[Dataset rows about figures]

§

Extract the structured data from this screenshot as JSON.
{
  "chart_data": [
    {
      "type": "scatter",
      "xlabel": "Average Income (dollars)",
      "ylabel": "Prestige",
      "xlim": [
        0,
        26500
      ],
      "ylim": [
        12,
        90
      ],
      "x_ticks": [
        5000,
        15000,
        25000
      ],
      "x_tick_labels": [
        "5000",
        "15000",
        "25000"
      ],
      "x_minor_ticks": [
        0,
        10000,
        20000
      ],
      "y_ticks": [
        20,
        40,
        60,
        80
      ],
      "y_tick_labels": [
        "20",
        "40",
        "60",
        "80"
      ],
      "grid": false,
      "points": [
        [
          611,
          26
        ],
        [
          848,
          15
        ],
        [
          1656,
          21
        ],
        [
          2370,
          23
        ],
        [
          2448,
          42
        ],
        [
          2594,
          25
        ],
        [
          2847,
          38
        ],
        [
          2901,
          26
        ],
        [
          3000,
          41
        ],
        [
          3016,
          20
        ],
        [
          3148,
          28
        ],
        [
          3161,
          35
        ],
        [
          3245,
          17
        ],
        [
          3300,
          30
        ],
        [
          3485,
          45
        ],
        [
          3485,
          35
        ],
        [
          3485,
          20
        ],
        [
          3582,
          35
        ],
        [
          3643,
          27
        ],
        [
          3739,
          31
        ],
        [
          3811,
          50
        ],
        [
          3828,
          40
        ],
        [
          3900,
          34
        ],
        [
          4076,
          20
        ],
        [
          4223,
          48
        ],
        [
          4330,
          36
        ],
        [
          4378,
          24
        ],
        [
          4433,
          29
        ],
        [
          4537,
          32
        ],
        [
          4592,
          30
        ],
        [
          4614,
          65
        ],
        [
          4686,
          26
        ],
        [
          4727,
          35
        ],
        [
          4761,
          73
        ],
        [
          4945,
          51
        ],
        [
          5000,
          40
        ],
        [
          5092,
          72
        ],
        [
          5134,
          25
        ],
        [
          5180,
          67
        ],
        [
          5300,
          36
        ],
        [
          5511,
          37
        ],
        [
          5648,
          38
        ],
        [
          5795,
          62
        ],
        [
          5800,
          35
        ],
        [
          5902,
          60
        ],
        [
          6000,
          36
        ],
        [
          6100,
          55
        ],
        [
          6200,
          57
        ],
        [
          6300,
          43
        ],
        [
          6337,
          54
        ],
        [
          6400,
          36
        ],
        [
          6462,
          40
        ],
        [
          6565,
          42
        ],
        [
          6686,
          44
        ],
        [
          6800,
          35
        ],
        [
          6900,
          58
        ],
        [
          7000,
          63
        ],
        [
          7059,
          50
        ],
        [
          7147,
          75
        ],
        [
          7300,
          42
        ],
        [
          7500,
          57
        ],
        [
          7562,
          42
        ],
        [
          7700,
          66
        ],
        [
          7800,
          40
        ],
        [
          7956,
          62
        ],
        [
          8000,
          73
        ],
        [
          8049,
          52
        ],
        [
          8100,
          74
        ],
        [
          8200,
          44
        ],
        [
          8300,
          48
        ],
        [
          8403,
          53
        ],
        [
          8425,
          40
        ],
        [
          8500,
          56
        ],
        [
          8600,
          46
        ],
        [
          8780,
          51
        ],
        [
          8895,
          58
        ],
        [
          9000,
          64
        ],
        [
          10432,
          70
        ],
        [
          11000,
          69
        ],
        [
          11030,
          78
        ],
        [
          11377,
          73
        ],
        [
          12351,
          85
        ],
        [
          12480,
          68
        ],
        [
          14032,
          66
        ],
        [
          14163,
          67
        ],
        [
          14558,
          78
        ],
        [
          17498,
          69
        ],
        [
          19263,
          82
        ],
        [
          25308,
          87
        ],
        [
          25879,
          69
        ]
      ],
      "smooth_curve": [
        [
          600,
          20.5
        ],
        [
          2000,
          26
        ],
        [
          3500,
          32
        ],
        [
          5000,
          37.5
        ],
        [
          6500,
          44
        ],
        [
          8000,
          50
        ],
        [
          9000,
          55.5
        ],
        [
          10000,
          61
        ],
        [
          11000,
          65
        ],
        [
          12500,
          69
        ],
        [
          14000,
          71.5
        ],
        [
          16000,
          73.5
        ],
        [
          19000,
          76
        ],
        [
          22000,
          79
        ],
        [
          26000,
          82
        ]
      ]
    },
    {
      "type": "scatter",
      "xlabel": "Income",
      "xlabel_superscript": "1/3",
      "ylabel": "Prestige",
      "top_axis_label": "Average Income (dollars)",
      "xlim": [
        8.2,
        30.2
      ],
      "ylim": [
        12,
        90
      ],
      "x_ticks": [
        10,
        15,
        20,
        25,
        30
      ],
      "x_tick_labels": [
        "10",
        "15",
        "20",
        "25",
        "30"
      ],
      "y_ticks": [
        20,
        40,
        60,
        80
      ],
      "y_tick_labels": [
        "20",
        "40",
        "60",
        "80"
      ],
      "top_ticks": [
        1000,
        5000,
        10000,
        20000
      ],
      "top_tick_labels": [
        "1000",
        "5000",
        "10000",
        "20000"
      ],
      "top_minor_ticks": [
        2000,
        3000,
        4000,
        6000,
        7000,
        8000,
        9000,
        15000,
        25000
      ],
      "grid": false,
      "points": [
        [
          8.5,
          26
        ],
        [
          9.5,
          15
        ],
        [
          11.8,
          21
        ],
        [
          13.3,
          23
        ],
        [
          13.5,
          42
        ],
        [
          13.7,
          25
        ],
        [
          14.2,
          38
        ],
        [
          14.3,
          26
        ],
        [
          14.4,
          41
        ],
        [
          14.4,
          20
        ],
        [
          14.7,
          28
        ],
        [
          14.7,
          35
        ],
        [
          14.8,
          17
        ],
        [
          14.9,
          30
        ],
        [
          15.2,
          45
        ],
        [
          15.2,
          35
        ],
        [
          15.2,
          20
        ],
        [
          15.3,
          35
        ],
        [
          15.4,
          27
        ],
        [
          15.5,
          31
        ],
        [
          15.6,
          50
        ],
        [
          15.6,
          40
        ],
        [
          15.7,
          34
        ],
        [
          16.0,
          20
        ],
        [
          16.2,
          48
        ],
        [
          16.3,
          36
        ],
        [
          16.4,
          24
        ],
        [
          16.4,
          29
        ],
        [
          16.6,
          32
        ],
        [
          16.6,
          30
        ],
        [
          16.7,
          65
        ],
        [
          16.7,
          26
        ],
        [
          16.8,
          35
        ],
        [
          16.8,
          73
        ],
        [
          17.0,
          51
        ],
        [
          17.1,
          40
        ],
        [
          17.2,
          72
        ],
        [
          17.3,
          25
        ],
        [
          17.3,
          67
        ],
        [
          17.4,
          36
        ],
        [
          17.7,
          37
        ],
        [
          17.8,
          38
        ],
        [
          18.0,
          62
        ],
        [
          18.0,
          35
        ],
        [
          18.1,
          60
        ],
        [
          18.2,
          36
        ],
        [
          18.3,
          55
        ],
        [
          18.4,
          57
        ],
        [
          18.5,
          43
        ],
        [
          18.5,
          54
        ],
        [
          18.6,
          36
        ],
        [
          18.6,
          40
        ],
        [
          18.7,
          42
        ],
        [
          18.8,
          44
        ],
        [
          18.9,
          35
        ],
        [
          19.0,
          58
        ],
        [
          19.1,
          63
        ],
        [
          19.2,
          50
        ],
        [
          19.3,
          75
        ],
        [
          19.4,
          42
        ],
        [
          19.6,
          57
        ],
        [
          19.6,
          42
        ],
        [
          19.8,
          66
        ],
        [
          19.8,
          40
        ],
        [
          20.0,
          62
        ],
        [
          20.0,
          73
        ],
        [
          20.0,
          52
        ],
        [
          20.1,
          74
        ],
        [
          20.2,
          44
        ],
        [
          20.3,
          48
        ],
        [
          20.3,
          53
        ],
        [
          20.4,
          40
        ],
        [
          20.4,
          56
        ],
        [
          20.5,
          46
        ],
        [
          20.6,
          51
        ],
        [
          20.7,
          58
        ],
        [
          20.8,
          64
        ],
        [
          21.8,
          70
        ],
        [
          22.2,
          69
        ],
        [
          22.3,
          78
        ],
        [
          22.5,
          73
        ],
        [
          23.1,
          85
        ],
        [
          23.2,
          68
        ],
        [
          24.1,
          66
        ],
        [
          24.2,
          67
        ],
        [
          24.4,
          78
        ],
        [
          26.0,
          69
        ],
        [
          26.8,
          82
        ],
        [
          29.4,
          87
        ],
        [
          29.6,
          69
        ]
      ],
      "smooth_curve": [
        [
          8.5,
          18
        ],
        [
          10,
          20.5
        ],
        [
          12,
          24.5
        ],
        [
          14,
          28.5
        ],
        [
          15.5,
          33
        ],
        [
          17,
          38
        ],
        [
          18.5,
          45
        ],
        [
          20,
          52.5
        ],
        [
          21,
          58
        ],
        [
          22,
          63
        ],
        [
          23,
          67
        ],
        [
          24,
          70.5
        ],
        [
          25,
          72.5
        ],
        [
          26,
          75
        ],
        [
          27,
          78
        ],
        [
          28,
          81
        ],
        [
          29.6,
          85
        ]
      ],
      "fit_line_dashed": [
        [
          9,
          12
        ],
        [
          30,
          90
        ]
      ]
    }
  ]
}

§

◆ **Your task**: Copy out every line where the word "dollars" occurs.

◆ **Task answer**:
      "xlabel": "Average Income (dollars)",
      "top_axis_label": "Average Income (dollars)",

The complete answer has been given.